▶ SET PROBLEM
Print the complete set of entries exactly.

▶ SOURCE DATA
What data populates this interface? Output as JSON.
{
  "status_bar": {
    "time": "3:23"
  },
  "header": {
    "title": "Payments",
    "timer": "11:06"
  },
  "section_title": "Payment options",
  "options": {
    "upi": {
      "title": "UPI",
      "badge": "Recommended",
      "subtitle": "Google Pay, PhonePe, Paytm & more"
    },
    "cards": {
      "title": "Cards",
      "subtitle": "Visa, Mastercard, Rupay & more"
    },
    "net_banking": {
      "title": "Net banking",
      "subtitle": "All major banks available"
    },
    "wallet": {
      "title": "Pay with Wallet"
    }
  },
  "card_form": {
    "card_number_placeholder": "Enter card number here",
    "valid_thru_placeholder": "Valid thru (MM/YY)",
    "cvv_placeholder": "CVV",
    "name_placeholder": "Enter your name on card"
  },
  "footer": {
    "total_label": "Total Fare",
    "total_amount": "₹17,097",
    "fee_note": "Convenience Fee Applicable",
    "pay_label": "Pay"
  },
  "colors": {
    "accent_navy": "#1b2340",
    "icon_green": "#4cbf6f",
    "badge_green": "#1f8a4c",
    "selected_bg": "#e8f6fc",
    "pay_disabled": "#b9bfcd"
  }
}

▶ SOLUTION TO THE EXERCISE
What data populates this interface? Output as JSON.
{
  "status_bar": {
    "time": "3:23"
  },
  "header": {
    "title": "Payments",
    "timer": "11:06"
  },
  "section_title": "Payment options",
  "options": {
    "upi": {
      "title": "UPI",
      "badge": "Recommended",
      "subtitle": "Google Pay, PhonePe, Paytm & more"
    },
    "cards": {
      "title": "Cards",
      "subtitle": "Visa, Mastercard, Rupay & more"
    },
    "net_banking": {
      "title": "Net banking",
      "subtitle": "All major banks available"
    },
    "wallet": {
      "title": "Pay with Wallet"
    }
  },
  "card_form": {
    "card_number_placeholder": "Enter card number here",
    "valid_thru_placeholder": "Valid thru (MM/YY)",
    "cvv_placeholder": "CVV",
    "name_placeholder": "Enter your name on card"
  },
  "footer": {
    "total_label": "Total Fare",
    "total_amount": "₹17,097",
    "fee_note": "Convenience Fee Applicable",
    "pay_label": "Pay"
  },
  "colors": {
    "accent_navy": "#1b2340",
    "icon_green": "#4cbf6f",
    "badge_green": "#1f8a4c",
    "selected_bg": "#e8f6fc",
    "pay_disabled": "#b9bfcd"
  }
}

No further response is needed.